begin PROVIDED INFORMATION

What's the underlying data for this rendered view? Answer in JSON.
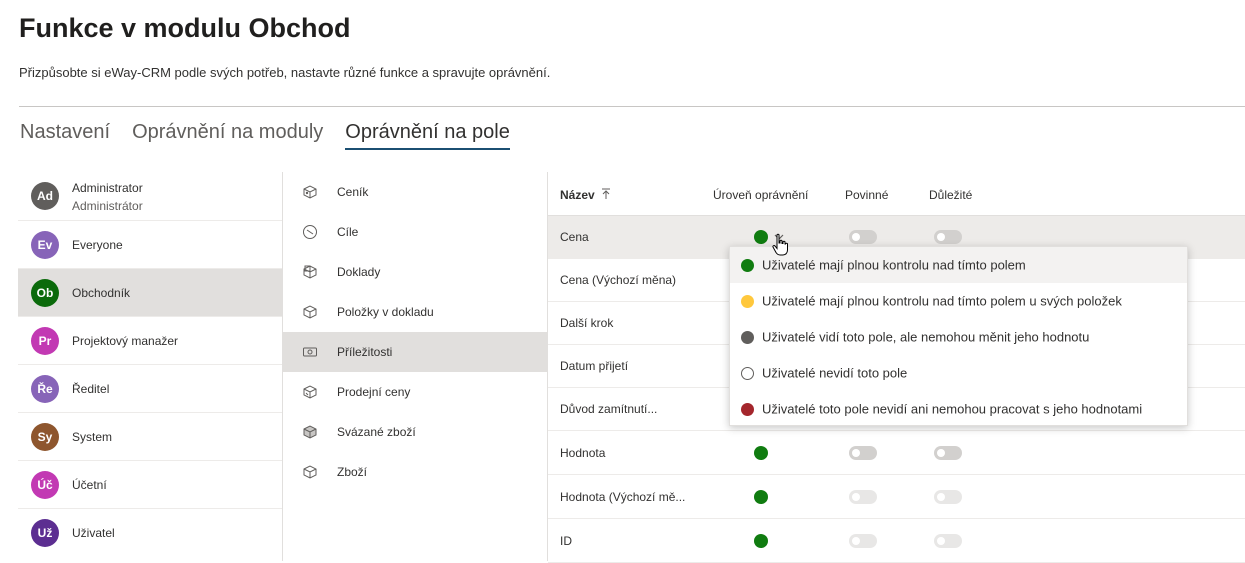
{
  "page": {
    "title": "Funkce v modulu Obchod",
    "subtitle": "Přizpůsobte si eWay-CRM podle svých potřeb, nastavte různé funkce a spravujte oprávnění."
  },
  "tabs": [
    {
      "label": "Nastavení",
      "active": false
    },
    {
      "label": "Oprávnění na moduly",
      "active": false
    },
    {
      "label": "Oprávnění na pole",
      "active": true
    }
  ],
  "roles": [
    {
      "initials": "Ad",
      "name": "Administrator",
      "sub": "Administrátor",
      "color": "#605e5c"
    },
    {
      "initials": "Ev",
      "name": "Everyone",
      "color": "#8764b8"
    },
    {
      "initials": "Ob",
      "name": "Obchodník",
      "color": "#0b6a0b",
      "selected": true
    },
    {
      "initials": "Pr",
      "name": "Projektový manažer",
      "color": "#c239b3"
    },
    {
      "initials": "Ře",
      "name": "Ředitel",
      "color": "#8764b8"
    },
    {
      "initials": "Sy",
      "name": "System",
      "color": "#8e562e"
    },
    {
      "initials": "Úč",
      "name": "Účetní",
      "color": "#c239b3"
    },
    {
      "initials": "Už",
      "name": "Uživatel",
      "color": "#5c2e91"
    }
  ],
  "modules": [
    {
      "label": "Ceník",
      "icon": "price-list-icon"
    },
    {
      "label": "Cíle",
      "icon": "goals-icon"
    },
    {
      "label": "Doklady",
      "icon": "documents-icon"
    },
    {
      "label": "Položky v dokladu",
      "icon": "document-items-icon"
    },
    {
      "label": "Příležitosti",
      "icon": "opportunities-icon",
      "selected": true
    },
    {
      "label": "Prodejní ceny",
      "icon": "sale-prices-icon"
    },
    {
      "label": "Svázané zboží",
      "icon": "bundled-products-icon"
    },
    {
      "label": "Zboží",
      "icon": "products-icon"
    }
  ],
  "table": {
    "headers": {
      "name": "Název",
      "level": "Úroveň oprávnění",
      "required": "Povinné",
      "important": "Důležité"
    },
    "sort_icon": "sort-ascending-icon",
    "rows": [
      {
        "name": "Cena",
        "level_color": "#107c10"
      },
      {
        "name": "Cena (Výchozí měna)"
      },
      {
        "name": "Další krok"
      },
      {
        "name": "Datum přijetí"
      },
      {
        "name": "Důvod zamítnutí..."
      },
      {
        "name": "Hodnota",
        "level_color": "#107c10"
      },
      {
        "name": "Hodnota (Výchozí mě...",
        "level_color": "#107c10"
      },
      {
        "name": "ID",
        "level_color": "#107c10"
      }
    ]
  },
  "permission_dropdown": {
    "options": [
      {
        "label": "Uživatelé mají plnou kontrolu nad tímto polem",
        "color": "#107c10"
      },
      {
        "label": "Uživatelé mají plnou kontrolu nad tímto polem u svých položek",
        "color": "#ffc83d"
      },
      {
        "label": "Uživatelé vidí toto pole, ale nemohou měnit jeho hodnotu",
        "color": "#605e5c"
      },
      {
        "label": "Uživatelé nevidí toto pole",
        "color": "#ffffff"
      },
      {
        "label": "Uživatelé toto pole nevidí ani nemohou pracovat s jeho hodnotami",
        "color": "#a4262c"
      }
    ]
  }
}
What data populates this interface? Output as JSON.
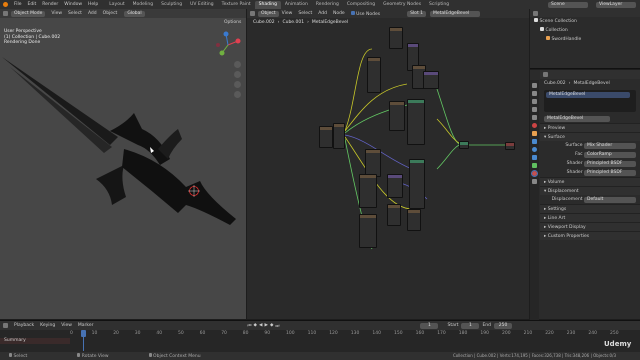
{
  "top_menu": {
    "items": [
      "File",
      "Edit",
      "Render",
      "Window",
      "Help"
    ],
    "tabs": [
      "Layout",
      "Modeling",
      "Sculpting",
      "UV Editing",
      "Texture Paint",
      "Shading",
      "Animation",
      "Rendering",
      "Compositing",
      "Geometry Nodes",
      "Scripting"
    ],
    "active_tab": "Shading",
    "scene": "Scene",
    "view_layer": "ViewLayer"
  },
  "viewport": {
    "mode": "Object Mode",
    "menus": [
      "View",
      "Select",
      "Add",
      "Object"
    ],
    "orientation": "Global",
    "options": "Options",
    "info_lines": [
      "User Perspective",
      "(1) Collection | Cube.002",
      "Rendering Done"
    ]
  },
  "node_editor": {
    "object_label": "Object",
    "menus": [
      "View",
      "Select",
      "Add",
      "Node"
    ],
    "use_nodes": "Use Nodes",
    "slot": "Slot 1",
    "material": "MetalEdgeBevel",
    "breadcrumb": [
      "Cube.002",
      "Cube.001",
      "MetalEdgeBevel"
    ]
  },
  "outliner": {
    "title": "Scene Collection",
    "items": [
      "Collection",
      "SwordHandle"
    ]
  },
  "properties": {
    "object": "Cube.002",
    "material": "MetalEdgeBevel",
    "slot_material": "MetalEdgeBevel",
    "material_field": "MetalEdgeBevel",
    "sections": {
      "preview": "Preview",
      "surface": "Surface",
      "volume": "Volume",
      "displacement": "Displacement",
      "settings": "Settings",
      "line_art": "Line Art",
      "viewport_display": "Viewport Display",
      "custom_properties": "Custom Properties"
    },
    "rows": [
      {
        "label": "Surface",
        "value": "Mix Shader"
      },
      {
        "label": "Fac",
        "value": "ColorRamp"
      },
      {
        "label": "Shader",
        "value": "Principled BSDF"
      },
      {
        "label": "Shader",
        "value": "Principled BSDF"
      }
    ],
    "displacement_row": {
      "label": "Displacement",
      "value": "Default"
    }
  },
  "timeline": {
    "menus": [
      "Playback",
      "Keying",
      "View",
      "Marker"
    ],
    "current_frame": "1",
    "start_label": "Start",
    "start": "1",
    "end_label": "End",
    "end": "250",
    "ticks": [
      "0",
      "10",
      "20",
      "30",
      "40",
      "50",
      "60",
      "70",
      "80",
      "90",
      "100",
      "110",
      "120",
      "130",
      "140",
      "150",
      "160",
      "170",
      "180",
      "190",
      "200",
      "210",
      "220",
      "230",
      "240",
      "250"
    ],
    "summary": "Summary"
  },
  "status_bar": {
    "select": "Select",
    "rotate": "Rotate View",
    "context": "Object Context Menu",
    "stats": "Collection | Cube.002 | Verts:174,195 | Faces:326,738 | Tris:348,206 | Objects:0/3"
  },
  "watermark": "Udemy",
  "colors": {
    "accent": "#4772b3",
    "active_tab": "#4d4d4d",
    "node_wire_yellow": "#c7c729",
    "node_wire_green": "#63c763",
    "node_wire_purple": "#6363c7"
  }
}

end PROVIDED INFORMATION

- WHAT THIS TASK INVOLVES -
In your copy, leave out the pictures and reproduce the material above exactly.

- CORRECT ANSWER -
What's the underlying data for this rendered view? Answer in JSON.
{
  "page": {
    "title": "Funkce v modulu Obchod",
    "subtitle": "Přizpůsobte si eWay-CRM podle svých potřeb, nastavte různé funkce a spravujte oprávnění."
  },
  "tabs": [
    {
      "label": "Nastavení",
      "active": false
    },
    {
      "label": "Oprávnění na moduly",
      "active": false
    },
    {
      "label": "Oprávnění na pole",
      "active": true
    }
  ],
  "roles": [
    {
      "initials": "Ad",
      "name": "Administrator",
      "sub": "Administrátor",
      "color": "#605e5c"
    },
    {
      "initials": "Ev",
      "name": "Everyone",
      "color": "#8764b8"
    },
    {
      "initials": "Ob",
      "name": "Obchodník",
      "color": "#0b6a0b",
      "selected": true
    },
    {
      "initials": "Pr",
      "name": "Projektový manažer",
      "color": "#c239b3"
    },
    {
      "initials": "Ře",
      "name": "Ředitel",
      "color": "#8764b8"
    },
    {
      "initials": "Sy",
      "name": "System",
      "color": "#8e562e"
    },
    {
      "initials": "Úč",
      "name": "Účetní",
      "color": "#c239b3"
    },
    {
      "initials": "Už",
      "name": "Uživatel",
      "color": "#5c2e91"
    }
  ],
  "modules": [
    {
      "label": "Ceník",
      "icon": "price-list-icon"
    },
    {
      "label": "Cíle",
      "icon": "goals-icon"
    },
    {
      "label": "Doklady",
      "icon": "documents-icon"
    },
    {
      "label": "Položky v dokladu",
      "icon": "document-items-icon"
    },
    {
      "label": "Příležitosti",
      "icon": "opportunities-icon",
      "selected": true
    },
    {
      "label": "Prodejní ceny",
      "icon": "sale-prices-icon"
    },
    {
      "label": "Svázané zboží",
      "icon": "bundled-products-icon"
    },
    {
      "label": "Zboží",
      "icon": "products-icon"
    }
  ],
  "table": {
    "headers": {
      "name": "Název",
      "level": "Úroveň oprávnění",
      "required": "Povinné",
      "important": "Důležité"
    },
    "sort_icon": "sort-ascending-icon",
    "rows": [
      {
        "name": "Cena",
        "level_color": "#107c10"
      },
      {
        "name": "Cena (Výchozí měna)"
      },
      {
        "name": "Další krok"
      },
      {
        "name": "Datum přijetí"
      },
      {
        "name": "Důvod zamítnutí..."
      },
      {
        "name": "Hodnota",
        "level_color": "#107c10"
      },
      {
        "name": "Hodnota (Výchozí mě...",
        "level_color": "#107c10"
      },
      {
        "name": "ID",
        "level_color": "#107c10"
      }
    ]
  },
  "permission_dropdown": {
    "options": [
      {
        "label": "Uživatelé mají plnou kontrolu nad tímto polem",
        "color": "#107c10"
      },
      {
        "label": "Uživatelé mají plnou kontrolu nad tímto polem u svých položek",
        "color": "#ffc83d"
      },
      {
        "label": "Uživatelé vidí toto pole, ale nemohou měnit jeho hodnotu",
        "color": "#605e5c"
      },
      {
        "label": "Uživatelé nevidí toto pole",
        "color": "#ffffff"
      },
      {
        "label": "Uživatelé toto pole nevidí ani nemohou pracovat s jeho hodnotami",
        "color": "#a4262c"
      }
    ]
  }
}
What data populates this interface? Output as JSON.
{
  "top_menu": {
    "items": [
      "File",
      "Edit",
      "Render",
      "Window",
      "Help"
    ],
    "tabs": [
      "Layout",
      "Modeling",
      "Sculpting",
      "UV Editing",
      "Texture Paint",
      "Shading",
      "Animation",
      "Rendering",
      "Compositing",
      "Geometry Nodes",
      "Scripting"
    ],
    "active_tab": "Shading",
    "scene": "Scene",
    "view_layer": "ViewLayer"
  },
  "viewport": {
    "mode": "Object Mode",
    "menus": [
      "View",
      "Select",
      "Add",
      "Object"
    ],
    "orientation": "Global",
    "options": "Options",
    "info_lines": [
      "User Perspective",
      "(1) Collection | Cube.002",
      "Rendering Done"
    ]
  },
  "node_editor": {
    "object_label": "Object",
    "menus": [
      "View",
      "Select",
      "Add",
      "Node"
    ],
    "use_nodes": "Use Nodes",
    "slot": "Slot 1",
    "material": "MetalEdgeBevel",
    "breadcrumb": [
      "Cube.002",
      "Cube.001",
      "MetalEdgeBevel"
    ]
  },
  "outliner": {
    "title": "Scene Collection",
    "items": [
      "Collection",
      "SwordHandle"
    ]
  },
  "properties": {
    "object": "Cube.002",
    "material": "MetalEdgeBevel",
    "slot_material": "MetalEdgeBevel",
    "material_field": "MetalEdgeBevel",
    "sections": {
      "preview": "Preview",
      "surface": "Surface",
      "volume": "Volume",
      "displacement": "Displacement",
      "settings": "Settings",
      "line_art": "Line Art",
      "viewport_display": "Viewport Display",
      "custom_properties": "Custom Properties"
    },
    "rows": [
      {
        "label": "Surface",
        "value": "Mix Shader"
      },
      {
        "label": "Fac",
        "value": "ColorRamp"
      },
      {
        "label": "Shader",
        "value": "Principled BSDF"
      },
      {
        "label": "Shader",
        "value": "Principled BSDF"
      }
    ],
    "displacement_row": {
      "label": "Displacement",
      "value": "Default"
    }
  },
  "timeline": {
    "menus": [
      "Playback",
      "Keying",
      "View",
      "Marker"
    ],
    "current_frame": "1",
    "start_label": "Start",
    "start": "1",
    "end_label": "End",
    "end": "250",
    "ticks": [
      "0",
      "10",
      "20",
      "30",
      "40",
      "50",
      "60",
      "70",
      "80",
      "90",
      "100",
      "110",
      "120",
      "130",
      "140",
      "150",
      "160",
      "170",
      "180",
      "190",
      "200",
      "210",
      "220",
      "230",
      "240",
      "250"
    ],
    "summary": "Summary"
  },
  "status_bar": {
    "select": "Select",
    "rotate": "Rotate View",
    "context": "Object Context Menu",
    "stats": "Collection | Cube.002 | Verts:174,195 | Faces:326,738 | Tris:348,206 | Objects:0/3"
  },
  "watermark": "Udemy",
  "colors": {
    "accent": "#4772b3",
    "active_tab": "#4d4d4d",
    "node_wire_yellow": "#c7c729",
    "node_wire_green": "#63c763",
    "node_wire_purple": "#6363c7"
  }
}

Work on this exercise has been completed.